═════ TEXT SHOWN ═════

The World’s Largest Stone Arch Bridge*

It Certainly Has Some Bulk To It
Bulkeley Bridge, Hartford/East Hartford

*Certainly debatable. See Comments.

The Bulkeley Bridge

Who says Hartford doesn’t have claims to fame beyond insurance giants, Mark Twain and Samuel Colt? Not I! And I’m not just talking about such important things as the largest colonial building in the world or the world’s first two sided building.

bulkNo, I’m talking about the world’s largest stone arch bridge! I’d bet that almost every Nutmegger reading this has driven (or slowly crawled) over the Bulkeley Bridge at some point in their lives. And now, you’ll have something cool to tell your poor kids about it the next time you do.

═════ INFORMATION SUPPLIED ═════

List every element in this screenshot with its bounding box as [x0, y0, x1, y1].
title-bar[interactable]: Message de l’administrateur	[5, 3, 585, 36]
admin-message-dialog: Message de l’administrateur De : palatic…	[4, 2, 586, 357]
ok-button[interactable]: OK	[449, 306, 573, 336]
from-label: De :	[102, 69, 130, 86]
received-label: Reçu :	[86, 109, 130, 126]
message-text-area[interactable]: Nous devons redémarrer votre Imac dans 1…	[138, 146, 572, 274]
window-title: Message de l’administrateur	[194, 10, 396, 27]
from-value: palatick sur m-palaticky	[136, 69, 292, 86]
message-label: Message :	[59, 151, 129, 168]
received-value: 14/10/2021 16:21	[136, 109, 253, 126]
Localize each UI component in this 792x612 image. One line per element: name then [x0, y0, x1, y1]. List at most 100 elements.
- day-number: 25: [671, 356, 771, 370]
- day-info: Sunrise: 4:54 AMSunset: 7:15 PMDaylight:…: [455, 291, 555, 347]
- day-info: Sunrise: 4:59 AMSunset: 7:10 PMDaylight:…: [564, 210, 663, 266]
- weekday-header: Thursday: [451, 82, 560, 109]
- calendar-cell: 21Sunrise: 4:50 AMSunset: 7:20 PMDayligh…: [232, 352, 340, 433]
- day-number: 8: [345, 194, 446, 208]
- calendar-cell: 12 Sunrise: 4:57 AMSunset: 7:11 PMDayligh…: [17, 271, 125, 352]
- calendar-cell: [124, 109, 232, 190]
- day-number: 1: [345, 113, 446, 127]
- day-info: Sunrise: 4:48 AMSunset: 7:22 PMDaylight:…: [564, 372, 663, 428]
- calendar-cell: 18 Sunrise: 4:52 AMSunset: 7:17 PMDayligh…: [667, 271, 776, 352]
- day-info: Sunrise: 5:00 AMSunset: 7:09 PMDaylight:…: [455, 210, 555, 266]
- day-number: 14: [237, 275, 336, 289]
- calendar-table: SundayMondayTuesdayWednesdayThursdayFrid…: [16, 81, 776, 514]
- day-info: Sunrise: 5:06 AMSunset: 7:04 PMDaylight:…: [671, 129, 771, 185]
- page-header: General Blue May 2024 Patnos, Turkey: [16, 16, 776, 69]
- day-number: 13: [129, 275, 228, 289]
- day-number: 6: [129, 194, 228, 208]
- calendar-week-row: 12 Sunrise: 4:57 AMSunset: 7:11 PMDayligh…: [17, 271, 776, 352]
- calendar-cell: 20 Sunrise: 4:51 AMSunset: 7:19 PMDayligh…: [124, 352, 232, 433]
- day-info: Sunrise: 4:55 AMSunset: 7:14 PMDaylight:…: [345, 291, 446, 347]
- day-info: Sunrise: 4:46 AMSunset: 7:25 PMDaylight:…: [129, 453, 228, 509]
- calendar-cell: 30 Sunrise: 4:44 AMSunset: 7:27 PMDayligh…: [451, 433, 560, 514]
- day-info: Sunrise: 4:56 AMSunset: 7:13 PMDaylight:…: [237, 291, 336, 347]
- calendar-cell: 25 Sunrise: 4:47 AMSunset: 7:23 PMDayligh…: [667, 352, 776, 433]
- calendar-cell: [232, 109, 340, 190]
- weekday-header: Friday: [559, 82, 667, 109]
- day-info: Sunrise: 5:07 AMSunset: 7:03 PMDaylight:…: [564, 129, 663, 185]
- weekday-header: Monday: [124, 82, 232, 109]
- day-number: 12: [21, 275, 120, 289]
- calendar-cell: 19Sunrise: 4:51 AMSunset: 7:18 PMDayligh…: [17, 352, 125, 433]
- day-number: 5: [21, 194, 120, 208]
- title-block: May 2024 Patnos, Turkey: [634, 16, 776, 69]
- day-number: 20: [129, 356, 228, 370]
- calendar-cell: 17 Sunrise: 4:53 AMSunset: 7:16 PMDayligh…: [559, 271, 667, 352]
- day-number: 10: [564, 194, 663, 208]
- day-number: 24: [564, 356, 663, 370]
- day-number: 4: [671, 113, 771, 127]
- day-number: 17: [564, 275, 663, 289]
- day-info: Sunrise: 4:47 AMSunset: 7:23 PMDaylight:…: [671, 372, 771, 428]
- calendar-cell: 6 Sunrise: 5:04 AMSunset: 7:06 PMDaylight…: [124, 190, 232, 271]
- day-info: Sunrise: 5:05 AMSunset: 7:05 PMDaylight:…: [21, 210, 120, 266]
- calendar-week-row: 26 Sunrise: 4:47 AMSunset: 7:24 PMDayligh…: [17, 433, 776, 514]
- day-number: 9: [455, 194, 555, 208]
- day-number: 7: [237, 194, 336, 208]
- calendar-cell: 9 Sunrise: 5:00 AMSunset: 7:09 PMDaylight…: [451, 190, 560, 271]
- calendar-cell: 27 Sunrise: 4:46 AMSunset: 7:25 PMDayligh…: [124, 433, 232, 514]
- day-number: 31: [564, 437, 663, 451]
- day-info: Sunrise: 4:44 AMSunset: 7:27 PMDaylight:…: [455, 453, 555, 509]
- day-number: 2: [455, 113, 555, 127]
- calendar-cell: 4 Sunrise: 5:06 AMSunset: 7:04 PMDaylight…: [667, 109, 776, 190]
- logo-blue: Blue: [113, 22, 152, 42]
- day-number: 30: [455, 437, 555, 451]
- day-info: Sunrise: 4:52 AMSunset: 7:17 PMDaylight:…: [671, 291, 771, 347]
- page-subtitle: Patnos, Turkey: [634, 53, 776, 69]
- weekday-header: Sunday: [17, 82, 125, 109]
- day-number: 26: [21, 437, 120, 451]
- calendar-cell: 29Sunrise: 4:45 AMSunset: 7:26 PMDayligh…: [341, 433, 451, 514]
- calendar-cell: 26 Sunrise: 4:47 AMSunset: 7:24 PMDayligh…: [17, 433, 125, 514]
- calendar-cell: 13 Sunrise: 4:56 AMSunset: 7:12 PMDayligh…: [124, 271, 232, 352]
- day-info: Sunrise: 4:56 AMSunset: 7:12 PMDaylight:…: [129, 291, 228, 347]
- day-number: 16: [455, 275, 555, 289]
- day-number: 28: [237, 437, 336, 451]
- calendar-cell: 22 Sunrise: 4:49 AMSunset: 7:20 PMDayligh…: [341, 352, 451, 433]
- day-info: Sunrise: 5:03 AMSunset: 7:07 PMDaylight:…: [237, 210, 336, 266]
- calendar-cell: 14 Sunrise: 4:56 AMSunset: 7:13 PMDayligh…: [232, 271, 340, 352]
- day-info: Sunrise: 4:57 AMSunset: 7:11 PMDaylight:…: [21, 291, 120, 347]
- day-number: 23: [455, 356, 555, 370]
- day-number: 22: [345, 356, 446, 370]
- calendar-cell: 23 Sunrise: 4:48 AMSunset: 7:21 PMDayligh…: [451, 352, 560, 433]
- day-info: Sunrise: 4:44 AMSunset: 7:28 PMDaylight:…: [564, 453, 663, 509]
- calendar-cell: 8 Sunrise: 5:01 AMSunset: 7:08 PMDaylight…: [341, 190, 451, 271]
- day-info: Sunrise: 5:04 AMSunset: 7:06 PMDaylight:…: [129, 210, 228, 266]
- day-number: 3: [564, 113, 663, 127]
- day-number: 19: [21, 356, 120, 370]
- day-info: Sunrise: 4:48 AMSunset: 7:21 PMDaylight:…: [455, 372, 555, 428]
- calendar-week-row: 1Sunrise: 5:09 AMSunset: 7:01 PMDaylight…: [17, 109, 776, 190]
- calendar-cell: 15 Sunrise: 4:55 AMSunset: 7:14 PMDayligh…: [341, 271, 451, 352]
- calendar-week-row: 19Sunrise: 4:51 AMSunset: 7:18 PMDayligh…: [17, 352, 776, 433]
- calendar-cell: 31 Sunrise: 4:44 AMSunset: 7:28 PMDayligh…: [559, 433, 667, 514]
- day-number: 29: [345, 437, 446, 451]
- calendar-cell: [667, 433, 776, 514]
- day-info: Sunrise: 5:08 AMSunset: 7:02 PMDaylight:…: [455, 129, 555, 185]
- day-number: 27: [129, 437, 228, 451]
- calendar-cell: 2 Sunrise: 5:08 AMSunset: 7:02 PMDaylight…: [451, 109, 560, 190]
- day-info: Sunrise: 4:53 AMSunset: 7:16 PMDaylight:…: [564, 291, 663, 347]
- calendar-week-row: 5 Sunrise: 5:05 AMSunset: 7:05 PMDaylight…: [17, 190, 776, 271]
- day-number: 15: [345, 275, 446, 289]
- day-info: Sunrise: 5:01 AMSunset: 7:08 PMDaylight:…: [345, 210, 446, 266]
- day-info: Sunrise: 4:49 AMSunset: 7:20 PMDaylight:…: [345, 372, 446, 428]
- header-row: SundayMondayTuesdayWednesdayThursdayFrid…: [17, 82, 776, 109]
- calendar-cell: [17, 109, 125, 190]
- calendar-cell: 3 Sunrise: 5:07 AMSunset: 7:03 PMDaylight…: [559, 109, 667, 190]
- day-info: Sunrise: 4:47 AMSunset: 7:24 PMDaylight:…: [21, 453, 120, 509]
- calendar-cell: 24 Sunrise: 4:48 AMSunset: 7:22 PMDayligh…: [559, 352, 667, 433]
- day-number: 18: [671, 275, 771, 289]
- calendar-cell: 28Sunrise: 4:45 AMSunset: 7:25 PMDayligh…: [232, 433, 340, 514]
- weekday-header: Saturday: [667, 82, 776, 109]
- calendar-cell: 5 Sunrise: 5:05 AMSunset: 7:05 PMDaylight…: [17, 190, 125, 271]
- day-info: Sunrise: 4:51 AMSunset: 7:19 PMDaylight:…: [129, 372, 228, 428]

═════

▶ _QUESTIONS_:
1 - Output the passage of the Bulkeley Bridge text that begins at the words "It Certainly Has" and stops after the words "time you do.".
2 - Do the following statements agree with the Bulkeley Bridge text? For each, answer yes or no and quote the deciding words of the text.
(a) The text marks its claim about the world's largest stone arch bridge as open to dispute.
(b) The bridge links Hartford and New Haven.
(c) Mark Twain is named among Hartford's claims to fame.
Work only from the text about the Bulkeley Bridge.

▶ _ANSWERS TO THE PROBLEMS_:
1 -
It Certainly Has Some Bulk To It
Bulkeley Bridge, Hartford/East Hartford

*Certainly debatable. See Comments.

The Bulkeley Bridge

Who says Hartford doesn’t have claims to fame beyond insurance giants, Mark Twain and Samuel Colt? Not I! And I’m not just talking about such important things as the largest colonial building in the world or the world’s first two sided building.

bulkNo, I’m talking about the world’s largest stone arch bridge! I’d bet that almost every Nutmegger reading this has driven (or slowly crawled) over the Bulkeley Bridge at some point in their lives. And now, you’ll have something cool to tell your poor kids about it the next time you do.

2 -
(a) Yes: "*Certainly debatable. See Comments."
(b) No: "Bulkeley Bridge, Hartford/East Hartford"
(c) Yes: "insurance giants, Mark Twain and Samuel Colt"